- AIM -
Where a line contains the word "torpilles", copy that line.

[Collection entries]

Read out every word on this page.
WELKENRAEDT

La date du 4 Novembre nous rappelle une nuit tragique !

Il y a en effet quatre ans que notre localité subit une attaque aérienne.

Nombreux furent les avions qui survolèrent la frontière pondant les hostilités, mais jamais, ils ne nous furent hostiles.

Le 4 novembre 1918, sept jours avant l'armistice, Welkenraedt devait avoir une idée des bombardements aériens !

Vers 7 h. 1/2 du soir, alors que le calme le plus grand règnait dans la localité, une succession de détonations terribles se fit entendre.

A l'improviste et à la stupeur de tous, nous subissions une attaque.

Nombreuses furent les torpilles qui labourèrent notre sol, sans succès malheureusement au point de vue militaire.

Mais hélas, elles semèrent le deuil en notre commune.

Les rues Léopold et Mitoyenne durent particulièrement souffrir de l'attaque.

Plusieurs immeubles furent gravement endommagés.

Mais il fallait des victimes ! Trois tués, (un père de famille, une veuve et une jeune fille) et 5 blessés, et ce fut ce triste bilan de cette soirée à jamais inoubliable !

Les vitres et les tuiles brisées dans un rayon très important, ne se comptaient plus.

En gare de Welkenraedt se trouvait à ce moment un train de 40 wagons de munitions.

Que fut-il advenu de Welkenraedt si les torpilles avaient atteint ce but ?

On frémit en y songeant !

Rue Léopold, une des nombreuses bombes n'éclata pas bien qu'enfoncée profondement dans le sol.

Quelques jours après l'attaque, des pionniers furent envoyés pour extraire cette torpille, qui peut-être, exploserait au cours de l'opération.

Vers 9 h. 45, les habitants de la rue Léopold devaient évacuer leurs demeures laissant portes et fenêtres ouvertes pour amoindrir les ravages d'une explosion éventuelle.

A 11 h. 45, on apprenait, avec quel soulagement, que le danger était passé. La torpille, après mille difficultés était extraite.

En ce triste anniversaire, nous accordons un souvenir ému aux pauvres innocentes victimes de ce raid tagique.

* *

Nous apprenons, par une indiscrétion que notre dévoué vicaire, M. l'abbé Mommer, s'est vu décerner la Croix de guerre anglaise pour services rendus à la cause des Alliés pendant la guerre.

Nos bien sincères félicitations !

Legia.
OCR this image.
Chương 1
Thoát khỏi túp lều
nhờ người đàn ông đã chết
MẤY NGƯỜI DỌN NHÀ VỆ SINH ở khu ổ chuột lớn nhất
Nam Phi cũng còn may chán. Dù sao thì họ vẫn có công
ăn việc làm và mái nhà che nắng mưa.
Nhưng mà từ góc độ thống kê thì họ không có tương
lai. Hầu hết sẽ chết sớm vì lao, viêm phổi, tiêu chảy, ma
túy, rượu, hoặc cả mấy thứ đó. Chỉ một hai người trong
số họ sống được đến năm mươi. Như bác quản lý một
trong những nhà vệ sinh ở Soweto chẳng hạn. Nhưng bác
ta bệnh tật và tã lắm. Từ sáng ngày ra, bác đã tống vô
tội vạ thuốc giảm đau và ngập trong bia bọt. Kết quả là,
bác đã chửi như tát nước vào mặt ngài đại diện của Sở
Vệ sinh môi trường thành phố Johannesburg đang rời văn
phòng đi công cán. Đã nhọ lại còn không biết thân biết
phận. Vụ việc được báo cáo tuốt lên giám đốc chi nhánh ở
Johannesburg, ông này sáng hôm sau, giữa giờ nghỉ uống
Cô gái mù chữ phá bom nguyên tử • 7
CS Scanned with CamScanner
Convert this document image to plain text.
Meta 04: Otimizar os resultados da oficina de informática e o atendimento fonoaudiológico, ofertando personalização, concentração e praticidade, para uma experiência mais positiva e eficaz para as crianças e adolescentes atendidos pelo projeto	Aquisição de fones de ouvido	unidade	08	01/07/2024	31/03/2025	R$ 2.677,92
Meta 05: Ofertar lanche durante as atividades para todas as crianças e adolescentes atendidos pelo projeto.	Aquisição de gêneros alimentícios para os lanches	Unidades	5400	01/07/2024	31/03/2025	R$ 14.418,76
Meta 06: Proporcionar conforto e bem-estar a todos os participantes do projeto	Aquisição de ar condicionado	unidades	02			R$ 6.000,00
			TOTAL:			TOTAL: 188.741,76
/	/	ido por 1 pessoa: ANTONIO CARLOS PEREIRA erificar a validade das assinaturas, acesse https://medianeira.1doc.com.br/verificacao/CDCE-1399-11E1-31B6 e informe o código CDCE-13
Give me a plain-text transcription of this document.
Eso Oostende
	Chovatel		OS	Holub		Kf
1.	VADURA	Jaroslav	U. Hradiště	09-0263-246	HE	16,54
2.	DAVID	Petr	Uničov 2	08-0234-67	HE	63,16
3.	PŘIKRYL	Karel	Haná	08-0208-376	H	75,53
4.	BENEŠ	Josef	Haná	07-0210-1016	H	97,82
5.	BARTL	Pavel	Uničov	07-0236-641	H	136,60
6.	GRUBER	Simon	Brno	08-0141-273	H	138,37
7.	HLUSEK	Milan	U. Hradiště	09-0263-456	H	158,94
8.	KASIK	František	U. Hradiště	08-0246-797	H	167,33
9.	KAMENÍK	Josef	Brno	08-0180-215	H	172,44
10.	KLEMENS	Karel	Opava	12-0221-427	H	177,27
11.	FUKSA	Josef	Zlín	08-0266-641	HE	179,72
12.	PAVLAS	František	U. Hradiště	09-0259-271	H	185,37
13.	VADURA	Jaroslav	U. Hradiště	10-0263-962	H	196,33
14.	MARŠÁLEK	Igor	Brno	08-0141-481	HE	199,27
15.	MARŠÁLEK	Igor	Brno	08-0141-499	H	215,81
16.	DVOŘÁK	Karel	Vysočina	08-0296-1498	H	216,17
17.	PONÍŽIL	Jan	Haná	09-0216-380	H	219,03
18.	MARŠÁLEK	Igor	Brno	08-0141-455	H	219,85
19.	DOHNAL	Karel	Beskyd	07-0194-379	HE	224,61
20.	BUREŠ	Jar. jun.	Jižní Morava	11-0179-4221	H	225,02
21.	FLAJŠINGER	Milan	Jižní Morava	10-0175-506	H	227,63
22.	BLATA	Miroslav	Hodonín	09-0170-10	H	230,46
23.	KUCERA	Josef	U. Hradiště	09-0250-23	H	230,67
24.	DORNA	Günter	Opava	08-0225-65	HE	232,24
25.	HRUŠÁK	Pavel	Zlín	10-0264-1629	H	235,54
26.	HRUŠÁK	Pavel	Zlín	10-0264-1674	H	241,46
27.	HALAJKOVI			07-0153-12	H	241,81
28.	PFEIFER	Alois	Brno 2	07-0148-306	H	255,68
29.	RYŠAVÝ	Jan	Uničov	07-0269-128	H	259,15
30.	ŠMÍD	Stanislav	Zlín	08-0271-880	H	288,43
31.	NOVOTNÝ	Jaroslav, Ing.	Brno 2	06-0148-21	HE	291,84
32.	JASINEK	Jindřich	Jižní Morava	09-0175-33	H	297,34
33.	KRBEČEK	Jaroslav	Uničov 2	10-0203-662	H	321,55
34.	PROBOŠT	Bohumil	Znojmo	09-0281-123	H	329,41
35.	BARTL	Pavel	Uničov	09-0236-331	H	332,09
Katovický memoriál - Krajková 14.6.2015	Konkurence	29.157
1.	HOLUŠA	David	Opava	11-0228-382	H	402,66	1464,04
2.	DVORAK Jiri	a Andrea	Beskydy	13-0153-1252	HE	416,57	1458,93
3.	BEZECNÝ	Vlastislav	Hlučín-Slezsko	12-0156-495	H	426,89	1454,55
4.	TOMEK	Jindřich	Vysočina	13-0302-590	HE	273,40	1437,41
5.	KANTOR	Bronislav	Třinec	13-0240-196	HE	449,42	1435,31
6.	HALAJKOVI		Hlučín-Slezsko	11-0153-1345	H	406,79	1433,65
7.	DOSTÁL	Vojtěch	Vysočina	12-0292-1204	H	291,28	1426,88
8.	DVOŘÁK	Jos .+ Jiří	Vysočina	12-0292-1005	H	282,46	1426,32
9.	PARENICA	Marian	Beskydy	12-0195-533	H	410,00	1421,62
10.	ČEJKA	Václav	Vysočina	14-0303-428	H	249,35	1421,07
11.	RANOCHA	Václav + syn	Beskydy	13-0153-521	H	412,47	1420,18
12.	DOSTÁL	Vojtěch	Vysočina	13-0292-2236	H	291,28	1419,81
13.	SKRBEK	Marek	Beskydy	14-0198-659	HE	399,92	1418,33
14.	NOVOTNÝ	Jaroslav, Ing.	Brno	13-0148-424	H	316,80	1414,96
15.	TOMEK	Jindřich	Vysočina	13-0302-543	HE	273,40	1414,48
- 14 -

- SOLUTION TO THIS TASK -
Nombreuses furent les torpilles qui labourèrent notre sol, sans succès malheureusement au point de vue militaire.
Que fut-il advenu de Welkenraedt si les torpilles avaient atteint ce but ?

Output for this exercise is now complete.